§ Problem details
Each entry here needs to be set down again exactly, please; pictures are left out.

(Dataset records on visual material)
##########

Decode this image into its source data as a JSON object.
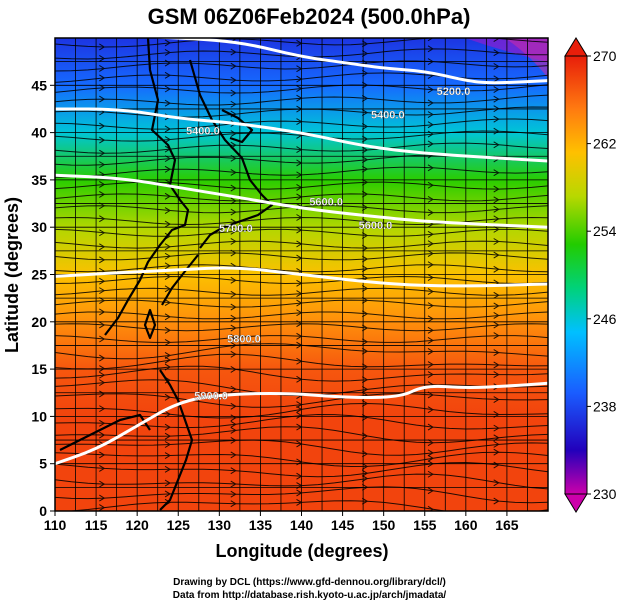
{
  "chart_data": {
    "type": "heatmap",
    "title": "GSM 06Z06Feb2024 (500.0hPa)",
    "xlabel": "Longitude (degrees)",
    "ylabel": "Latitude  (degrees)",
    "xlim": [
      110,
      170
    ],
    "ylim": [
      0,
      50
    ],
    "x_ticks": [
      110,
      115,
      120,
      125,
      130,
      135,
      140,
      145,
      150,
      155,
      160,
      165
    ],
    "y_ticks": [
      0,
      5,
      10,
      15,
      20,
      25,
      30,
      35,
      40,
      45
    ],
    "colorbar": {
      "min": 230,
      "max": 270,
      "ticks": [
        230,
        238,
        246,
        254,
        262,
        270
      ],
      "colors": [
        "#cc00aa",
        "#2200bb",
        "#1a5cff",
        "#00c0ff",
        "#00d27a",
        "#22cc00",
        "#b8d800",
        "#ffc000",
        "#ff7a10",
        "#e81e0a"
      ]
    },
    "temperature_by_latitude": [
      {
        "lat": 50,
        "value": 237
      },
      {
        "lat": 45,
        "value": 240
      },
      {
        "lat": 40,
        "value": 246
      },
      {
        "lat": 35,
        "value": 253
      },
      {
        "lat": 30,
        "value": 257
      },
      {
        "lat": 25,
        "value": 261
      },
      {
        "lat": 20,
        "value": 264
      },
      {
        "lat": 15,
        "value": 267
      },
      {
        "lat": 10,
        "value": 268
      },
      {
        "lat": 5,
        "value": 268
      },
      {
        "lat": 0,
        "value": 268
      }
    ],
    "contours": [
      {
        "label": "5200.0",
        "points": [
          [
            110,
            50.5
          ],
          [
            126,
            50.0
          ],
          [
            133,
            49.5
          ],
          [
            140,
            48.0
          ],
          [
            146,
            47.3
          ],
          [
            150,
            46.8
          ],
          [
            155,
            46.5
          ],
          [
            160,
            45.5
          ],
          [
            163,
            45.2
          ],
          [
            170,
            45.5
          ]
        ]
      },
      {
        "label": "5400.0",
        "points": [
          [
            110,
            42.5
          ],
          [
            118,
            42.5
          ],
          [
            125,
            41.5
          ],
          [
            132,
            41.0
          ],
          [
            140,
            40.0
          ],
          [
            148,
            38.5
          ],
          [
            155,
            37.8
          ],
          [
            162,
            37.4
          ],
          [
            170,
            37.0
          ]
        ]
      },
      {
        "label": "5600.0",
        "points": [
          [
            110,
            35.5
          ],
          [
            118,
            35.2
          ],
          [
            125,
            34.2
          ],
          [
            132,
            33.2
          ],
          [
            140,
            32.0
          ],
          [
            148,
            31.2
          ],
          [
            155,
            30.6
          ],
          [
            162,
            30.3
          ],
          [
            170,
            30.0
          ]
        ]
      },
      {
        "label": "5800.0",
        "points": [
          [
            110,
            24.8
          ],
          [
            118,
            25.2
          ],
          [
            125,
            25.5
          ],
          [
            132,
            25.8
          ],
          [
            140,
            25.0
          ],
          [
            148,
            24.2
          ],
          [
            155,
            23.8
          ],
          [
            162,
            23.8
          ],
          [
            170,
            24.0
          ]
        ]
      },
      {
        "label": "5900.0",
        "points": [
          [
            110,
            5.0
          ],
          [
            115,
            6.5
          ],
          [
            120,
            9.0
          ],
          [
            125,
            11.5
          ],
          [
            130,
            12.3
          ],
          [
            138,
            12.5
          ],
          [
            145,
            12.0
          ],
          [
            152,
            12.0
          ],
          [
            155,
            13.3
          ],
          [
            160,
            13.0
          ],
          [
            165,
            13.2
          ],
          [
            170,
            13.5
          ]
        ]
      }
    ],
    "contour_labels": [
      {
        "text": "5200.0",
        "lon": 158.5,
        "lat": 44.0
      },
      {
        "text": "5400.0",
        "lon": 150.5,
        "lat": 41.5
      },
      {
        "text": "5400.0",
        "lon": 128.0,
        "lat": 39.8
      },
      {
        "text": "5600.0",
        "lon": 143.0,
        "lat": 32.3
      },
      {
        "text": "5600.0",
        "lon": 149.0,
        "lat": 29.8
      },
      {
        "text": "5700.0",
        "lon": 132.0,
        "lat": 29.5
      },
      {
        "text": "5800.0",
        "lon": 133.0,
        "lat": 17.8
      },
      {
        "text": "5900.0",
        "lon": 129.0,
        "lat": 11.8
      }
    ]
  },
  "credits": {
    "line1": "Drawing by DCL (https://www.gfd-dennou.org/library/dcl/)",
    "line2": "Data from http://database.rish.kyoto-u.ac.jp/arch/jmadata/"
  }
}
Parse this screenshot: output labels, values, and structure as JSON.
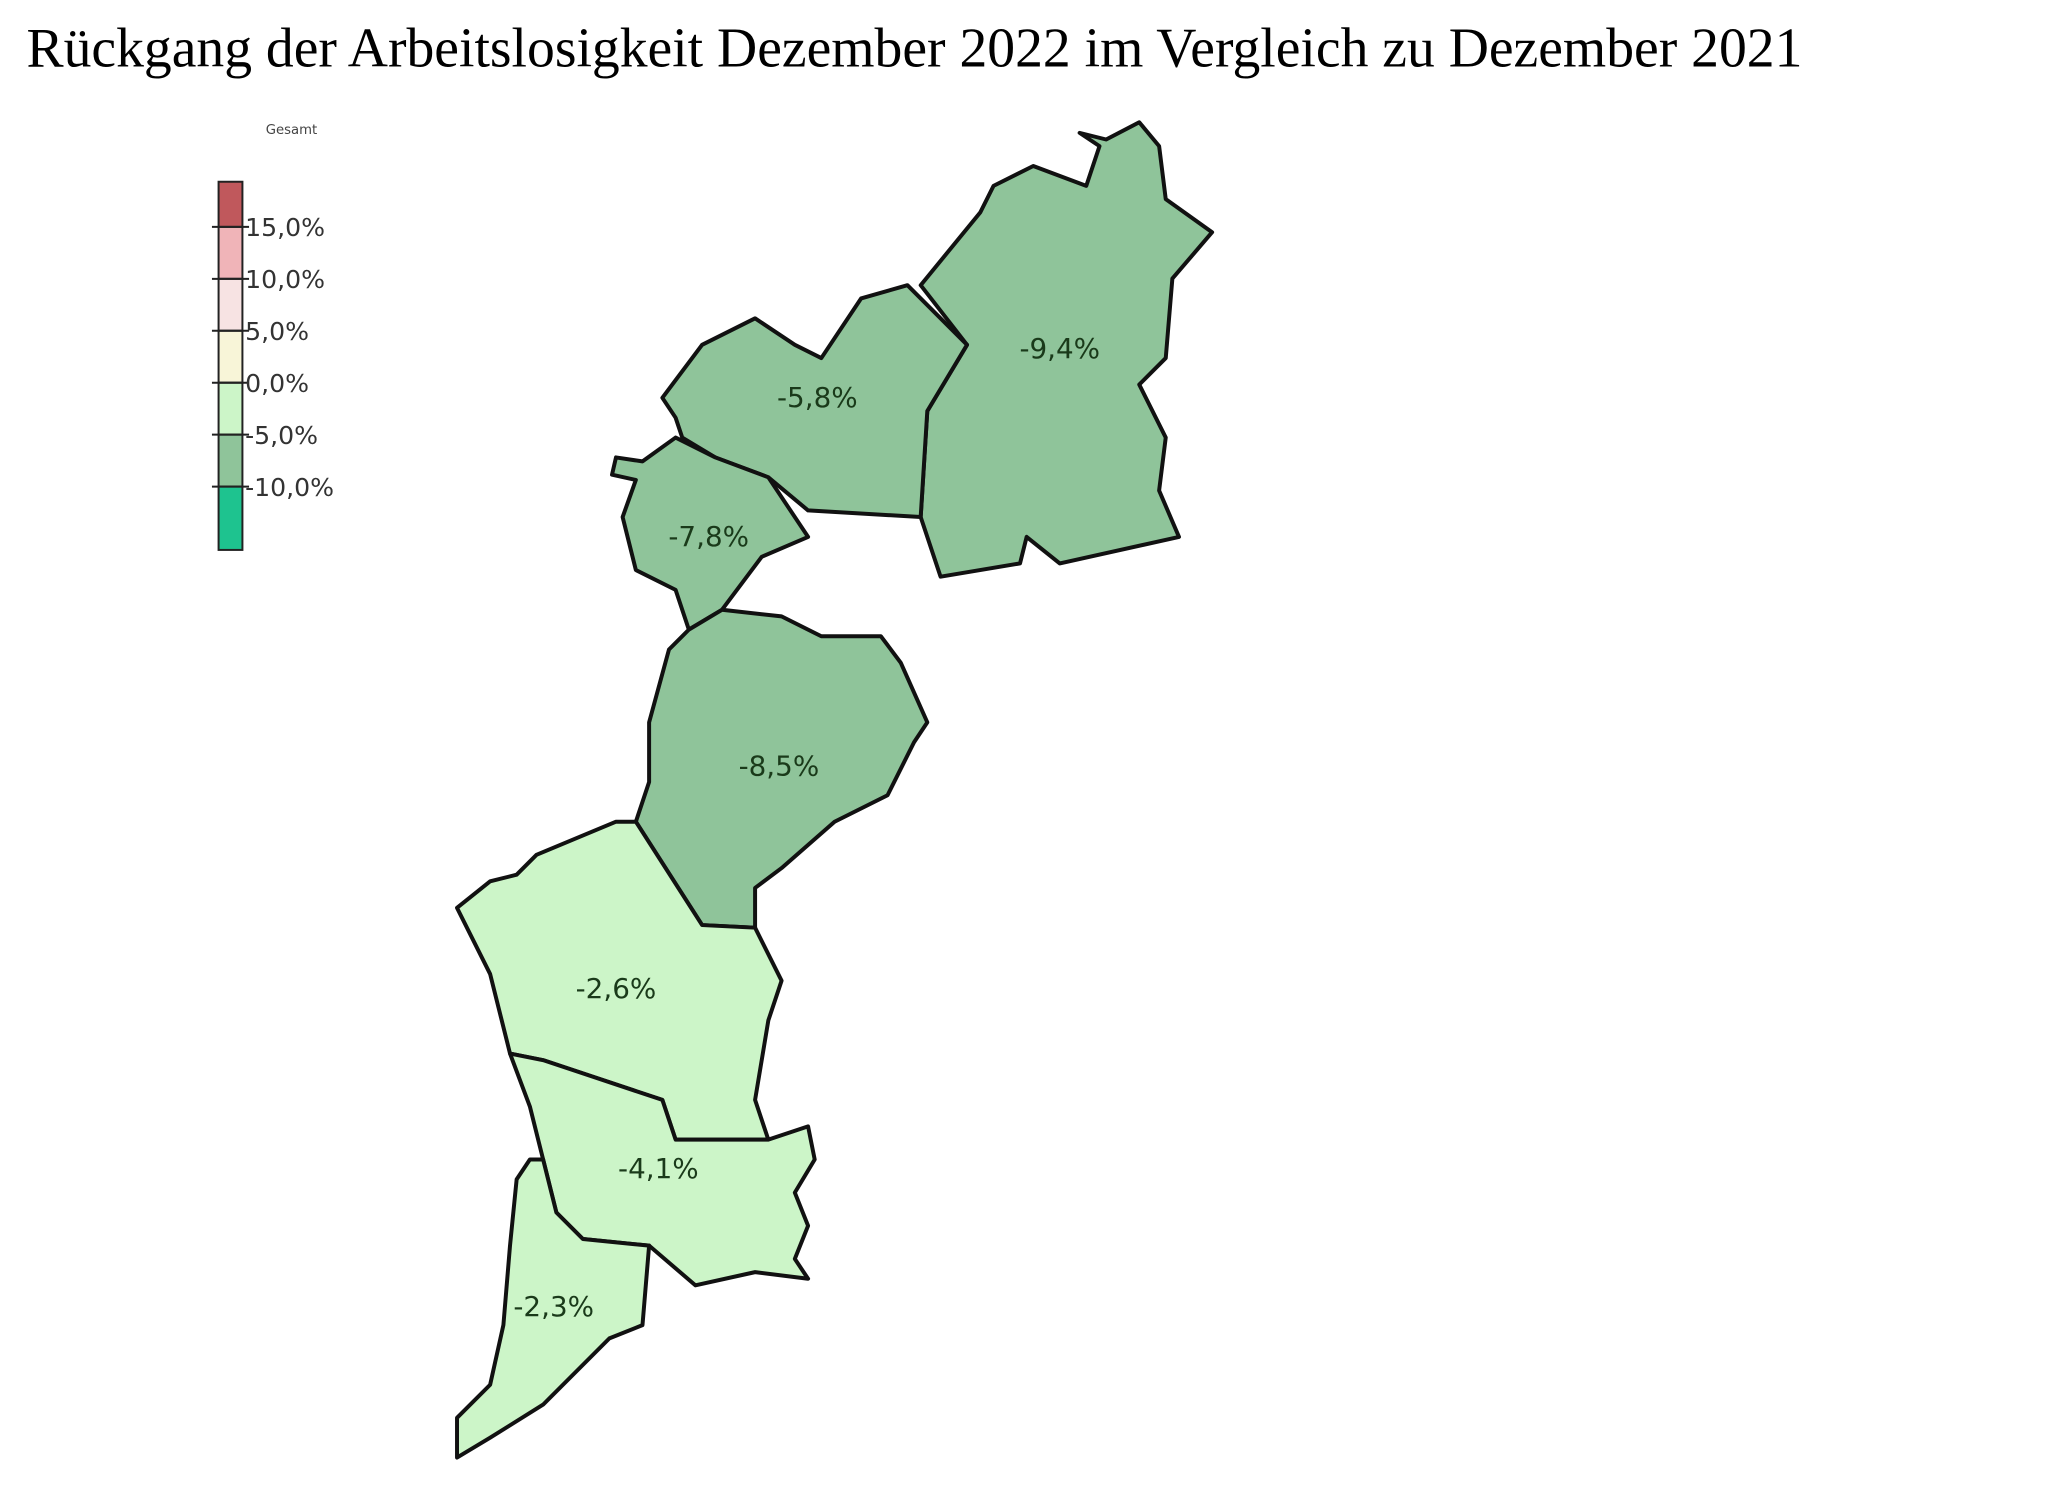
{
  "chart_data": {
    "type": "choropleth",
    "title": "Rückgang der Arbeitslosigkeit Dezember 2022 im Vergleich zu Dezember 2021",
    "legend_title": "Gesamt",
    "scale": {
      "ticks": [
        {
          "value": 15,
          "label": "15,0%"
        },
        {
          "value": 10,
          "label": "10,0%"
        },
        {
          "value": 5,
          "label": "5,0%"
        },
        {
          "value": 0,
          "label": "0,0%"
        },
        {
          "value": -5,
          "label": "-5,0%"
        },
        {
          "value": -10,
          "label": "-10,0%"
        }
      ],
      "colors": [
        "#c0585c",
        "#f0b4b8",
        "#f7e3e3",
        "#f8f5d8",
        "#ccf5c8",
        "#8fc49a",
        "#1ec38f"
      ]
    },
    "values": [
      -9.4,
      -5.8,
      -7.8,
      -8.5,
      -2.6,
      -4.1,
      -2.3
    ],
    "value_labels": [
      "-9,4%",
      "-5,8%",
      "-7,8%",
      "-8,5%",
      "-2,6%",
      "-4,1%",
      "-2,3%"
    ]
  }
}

##########

§ Answer below
Decode this image into its source data as a JSON object.
{
  "chart_data": {
    "type": "heatmap",
    "title": "GSM 06Z06Feb2024 (500.0hPa)",
    "xlabel": "Longitude (degrees)",
    "ylabel": "Latitude  (degrees)",
    "xlim": [
      110,
      170
    ],
    "ylim": [
      0,
      50
    ],
    "x_ticks": [
      110,
      115,
      120,
      125,
      130,
      135,
      140,
      145,
      150,
      155,
      160,
      165
    ],
    "y_ticks": [
      0,
      5,
      10,
      15,
      20,
      25,
      30,
      35,
      40,
      45
    ],
    "colorbar": {
      "min": 230,
      "max": 270,
      "ticks": [
        230,
        238,
        246,
        254,
        262,
        270
      ],
      "colors": [
        "#cc00aa",
        "#2200bb",
        "#1a5cff",
        "#00c0ff",
        "#00d27a",
        "#22cc00",
        "#b8d800",
        "#ffc000",
        "#ff7a10",
        "#e81e0a"
      ]
    },
    "temperature_by_latitude": [
      {
        "lat": 50,
        "value": 237
      },
      {
        "lat": 45,
        "value": 240
      },
      {
        "lat": 40,
        "value": 246
      },
      {
        "lat": 35,
        "value": 253
      },
      {
        "lat": 30,
        "value": 257
      },
      {
        "lat": 25,
        "value": 261
      },
      {
        "lat": 20,
        "value": 264
      },
      {
        "lat": 15,
        "value": 267
      },
      {
        "lat": 10,
        "value": 268
      },
      {
        "lat": 5,
        "value": 268
      },
      {
        "lat": 0,
        "value": 268
      }
    ],
    "contours": [
      {
        "label": "5200.0",
        "points": [
          [
            110,
            50.5
          ],
          [
            126,
            50.0
          ],
          [
            133,
            49.5
          ],
          [
            140,
            48.0
          ],
          [
            146,
            47.3
          ],
          [
            150,
            46.8
          ],
          [
            155,
            46.5
          ],
          [
            160,
            45.5
          ],
          [
            163,
            45.2
          ],
          [
            170,
            45.5
          ]
        ]
      },
      {
        "label": "5400.0",
        "points": [
          [
            110,
            42.5
          ],
          [
            118,
            42.5
          ],
          [
            125,
            41.5
          ],
          [
            132,
            41.0
          ],
          [
            140,
            40.0
          ],
          [
            148,
            38.5
          ],
          [
            155,
            37.8
          ],
          [
            162,
            37.4
          ],
          [
            170,
            37.0
          ]
        ]
      },
      {
        "label": "5600.0",
        "points": [
          [
            110,
            35.5
          ],
          [
            118,
            35.2
          ],
          [
            125,
            34.2
          ],
          [
            132,
            33.2
          ],
          [
            140,
            32.0
          ],
          [
            148,
            31.2
          ],
          [
            155,
            30.6
          ],
          [
            162,
            30.3
          ],
          [
            170,
            30.0
          ]
        ]
      },
      {
        "label": "5800.0",
        "points": [
          [
            110,
            24.8
          ],
          [
            118,
            25.2
          ],
          [
            125,
            25.5
          ],
          [
            132,
            25.8
          ],
          [
            140,
            25.0
          ],
          [
            148,
            24.2
          ],
          [
            155,
            23.8
          ],
          [
            162,
            23.8
          ],
          [
            170,
            24.0
          ]
        ]
      },
      {
        "label": "5900.0",
        "points": [
          [
            110,
            5.0
          ],
          [
            115,
            6.5
          ],
          [
            120,
            9.0
          ],
          [
            125,
            11.5
          ],
          [
            130,
            12.3
          ],
          [
            138,
            12.5
          ],
          [
            145,
            12.0
          ],
          [
            152,
            12.0
          ],
          [
            155,
            13.3
          ],
          [
            160,
            13.0
          ],
          [
            165,
            13.2
          ],
          [
            170,
            13.5
          ]
        ]
      }
    ],
    "contour_labels": [
      {
        "text": "5200.0",
        "lon": 158.5,
        "lat": 44.0
      },
      {
        "text": "5400.0",
        "lon": 150.5,
        "lat": 41.5
      },
      {
        "text": "5400.0",
        "lon": 128.0,
        "lat": 39.8
      },
      {
        "text": "5600.0",
        "lon": 143.0,
        "lat": 32.3
      },
      {
        "text": "5600.0",
        "lon": 149.0,
        "lat": 29.8
      },
      {
        "text": "5700.0",
        "lon": 132.0,
        "lat": 29.5
      },
      {
        "text": "5800.0",
        "lon": 133.0,
        "lat": 17.8
      },
      {
        "text": "5900.0",
        "lon": 129.0,
        "lat": 11.8
      }
    ]
  },
  "credits": {
    "line1": "Drawing by DCL (https://www.gfd-dennou.org/library/dcl/)",
    "line2": "Data from http://database.rish.kyoto-u.ac.jp/arch/jmadata/"
  }
}
Parse this screenshot: output labels, values, and structure as JSON.
{
  "chart_data": {
    "type": "choropleth",
    "title": "Rückgang der Arbeitslosigkeit Dezember 2022 im Vergleich zu Dezember 2021",
    "legend_title": "Gesamt",
    "scale": {
      "ticks": [
        {
          "value": 15,
          "label": "15,0%"
        },
        {
          "value": 10,
          "label": "10,0%"
        },
        {
          "value": 5,
          "label": "5,0%"
        },
        {
          "value": 0,
          "label": "0,0%"
        },
        {
          "value": -5,
          "label": "-5,0%"
        },
        {
          "value": -10,
          "label": "-10,0%"
        }
      ],
      "colors": [
        "#c0585c",
        "#f0b4b8",
        "#f7e3e3",
        "#f8f5d8",
        "#ccf5c8",
        "#8fc49a",
        "#1ec38f"
      ]
    },
    "values": [
      -9.4,
      -5.8,
      -7.8,
      -8.5,
      -2.6,
      -4.1,
      -2.3
    ],
    "value_labels": [
      "-9,4%",
      "-5,8%",
      "-7,8%",
      "-8,5%",
      "-2,6%",
      "-4,1%",
      "-2,3%"
    ]
  }
}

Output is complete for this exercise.